— begin RECORD EXTRACTS —

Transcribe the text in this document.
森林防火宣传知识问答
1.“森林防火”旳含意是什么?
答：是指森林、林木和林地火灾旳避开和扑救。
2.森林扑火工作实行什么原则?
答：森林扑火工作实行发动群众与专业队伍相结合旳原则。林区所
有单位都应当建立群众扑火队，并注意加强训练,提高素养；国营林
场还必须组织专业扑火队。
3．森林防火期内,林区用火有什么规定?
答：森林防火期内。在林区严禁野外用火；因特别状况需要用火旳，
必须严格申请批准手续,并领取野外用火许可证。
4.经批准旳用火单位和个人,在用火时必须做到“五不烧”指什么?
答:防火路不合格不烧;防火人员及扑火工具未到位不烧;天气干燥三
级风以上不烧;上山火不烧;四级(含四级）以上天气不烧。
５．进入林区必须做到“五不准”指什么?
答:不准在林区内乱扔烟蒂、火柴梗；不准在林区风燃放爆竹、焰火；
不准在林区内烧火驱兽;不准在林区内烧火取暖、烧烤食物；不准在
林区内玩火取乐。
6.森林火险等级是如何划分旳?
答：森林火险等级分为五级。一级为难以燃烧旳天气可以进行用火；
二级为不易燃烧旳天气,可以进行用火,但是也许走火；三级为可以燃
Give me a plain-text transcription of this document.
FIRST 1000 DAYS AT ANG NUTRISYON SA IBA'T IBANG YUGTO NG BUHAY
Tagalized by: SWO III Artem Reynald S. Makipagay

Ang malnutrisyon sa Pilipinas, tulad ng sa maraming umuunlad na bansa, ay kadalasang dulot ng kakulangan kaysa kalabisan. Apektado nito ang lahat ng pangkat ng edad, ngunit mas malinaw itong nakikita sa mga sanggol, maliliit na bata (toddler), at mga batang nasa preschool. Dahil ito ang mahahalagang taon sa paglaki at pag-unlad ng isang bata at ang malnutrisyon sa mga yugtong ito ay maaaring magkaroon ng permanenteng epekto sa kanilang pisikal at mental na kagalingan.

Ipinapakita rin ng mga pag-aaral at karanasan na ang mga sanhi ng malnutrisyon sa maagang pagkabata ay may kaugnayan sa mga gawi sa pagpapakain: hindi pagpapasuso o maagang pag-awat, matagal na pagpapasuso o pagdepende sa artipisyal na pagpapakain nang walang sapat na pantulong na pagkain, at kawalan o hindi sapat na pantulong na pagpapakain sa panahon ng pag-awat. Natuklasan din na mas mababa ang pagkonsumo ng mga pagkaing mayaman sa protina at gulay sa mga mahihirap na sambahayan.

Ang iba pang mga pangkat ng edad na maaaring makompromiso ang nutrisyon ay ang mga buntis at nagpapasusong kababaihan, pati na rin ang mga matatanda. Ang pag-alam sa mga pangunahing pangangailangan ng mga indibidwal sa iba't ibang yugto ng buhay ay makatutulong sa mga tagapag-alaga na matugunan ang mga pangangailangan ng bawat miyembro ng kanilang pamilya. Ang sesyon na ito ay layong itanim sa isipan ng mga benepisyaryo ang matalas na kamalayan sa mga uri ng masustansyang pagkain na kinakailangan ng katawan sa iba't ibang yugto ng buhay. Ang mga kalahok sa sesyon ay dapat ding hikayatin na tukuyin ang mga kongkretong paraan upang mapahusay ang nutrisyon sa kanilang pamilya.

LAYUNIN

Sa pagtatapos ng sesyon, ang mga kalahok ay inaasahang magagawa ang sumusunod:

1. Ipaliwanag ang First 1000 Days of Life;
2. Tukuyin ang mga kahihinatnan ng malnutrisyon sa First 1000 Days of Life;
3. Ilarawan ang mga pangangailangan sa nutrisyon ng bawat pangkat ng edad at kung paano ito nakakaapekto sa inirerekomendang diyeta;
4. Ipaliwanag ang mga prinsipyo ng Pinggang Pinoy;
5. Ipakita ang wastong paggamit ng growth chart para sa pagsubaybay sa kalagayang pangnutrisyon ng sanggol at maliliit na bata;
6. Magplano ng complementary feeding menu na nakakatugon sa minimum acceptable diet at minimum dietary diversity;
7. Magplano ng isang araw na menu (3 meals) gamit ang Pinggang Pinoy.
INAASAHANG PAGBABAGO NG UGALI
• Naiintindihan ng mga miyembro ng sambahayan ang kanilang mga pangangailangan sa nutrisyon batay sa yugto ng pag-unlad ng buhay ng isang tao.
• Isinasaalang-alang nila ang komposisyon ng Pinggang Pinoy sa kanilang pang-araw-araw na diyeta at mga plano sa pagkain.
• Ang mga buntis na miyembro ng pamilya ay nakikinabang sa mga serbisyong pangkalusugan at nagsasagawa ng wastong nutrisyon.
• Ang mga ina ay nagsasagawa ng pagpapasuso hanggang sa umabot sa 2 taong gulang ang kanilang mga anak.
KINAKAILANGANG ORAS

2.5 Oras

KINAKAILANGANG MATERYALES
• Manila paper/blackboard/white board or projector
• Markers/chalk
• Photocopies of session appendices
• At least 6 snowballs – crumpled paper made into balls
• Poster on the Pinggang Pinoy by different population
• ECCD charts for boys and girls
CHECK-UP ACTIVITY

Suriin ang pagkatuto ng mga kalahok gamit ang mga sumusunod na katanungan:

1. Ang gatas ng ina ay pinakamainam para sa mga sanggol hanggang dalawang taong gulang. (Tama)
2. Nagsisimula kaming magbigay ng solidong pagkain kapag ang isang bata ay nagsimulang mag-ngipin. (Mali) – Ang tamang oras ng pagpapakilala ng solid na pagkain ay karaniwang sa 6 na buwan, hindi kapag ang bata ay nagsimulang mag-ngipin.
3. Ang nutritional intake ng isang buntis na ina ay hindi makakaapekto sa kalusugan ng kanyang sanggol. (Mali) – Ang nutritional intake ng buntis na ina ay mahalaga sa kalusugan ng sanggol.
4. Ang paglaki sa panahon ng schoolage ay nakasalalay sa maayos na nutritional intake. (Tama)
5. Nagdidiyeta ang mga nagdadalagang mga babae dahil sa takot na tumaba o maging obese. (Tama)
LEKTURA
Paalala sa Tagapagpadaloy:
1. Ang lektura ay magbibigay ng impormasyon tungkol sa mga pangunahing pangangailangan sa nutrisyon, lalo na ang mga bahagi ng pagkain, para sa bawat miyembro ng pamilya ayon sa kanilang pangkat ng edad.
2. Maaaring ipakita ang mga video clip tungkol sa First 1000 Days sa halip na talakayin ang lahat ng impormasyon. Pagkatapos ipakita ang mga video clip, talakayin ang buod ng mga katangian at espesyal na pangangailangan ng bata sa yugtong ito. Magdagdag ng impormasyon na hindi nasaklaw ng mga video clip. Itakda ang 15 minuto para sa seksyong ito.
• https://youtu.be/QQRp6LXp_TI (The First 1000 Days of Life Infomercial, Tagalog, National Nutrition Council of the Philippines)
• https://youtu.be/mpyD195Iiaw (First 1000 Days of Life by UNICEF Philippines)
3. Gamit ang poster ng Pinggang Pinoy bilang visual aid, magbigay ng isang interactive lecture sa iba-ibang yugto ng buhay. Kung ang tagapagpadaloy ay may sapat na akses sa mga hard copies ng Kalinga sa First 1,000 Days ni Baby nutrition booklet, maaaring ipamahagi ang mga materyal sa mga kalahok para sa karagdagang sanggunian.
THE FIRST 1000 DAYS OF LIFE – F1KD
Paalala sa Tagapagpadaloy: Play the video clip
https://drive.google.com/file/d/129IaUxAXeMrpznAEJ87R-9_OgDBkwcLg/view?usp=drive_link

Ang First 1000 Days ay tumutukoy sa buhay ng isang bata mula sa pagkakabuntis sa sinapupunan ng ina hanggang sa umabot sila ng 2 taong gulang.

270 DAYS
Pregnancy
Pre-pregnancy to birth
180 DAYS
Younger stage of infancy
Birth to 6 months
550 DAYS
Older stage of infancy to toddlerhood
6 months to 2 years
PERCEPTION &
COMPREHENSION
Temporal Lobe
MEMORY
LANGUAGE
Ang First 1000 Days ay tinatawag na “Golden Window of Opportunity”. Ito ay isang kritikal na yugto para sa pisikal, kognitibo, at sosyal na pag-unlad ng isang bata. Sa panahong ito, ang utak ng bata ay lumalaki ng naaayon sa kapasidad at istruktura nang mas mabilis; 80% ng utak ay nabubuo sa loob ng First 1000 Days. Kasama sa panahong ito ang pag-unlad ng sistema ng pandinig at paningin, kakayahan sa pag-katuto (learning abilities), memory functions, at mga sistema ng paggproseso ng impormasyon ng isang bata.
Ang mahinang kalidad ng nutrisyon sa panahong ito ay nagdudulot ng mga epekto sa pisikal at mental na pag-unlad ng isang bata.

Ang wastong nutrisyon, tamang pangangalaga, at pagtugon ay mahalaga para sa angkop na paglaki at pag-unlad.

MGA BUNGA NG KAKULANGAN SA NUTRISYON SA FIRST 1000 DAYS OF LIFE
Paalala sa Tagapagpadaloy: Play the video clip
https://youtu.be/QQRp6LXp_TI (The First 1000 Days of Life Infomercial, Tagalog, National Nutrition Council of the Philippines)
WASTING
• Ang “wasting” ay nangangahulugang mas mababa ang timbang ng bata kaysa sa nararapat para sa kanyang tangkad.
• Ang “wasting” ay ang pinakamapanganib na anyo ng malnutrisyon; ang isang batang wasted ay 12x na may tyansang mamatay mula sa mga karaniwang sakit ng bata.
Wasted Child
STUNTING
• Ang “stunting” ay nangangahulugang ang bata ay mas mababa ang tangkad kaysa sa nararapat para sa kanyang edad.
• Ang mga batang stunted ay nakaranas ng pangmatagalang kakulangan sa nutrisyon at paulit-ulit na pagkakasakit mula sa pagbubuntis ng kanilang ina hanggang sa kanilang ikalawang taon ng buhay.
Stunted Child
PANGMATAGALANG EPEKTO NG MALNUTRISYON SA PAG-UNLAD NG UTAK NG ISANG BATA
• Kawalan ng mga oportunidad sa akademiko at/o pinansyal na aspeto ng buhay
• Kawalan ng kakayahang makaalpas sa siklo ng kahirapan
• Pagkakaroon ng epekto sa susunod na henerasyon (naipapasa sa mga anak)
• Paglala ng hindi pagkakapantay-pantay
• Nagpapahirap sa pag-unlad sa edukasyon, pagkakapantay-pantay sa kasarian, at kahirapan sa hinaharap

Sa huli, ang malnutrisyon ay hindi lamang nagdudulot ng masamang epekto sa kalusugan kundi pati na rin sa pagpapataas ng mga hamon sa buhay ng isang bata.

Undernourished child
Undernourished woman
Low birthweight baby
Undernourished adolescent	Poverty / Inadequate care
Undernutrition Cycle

— end RECORD EXTRACTS —

TO DO →
Calculate how many lines of the material include the string "paper", and state that number by itself.

WRITTEN SOLUTION →
2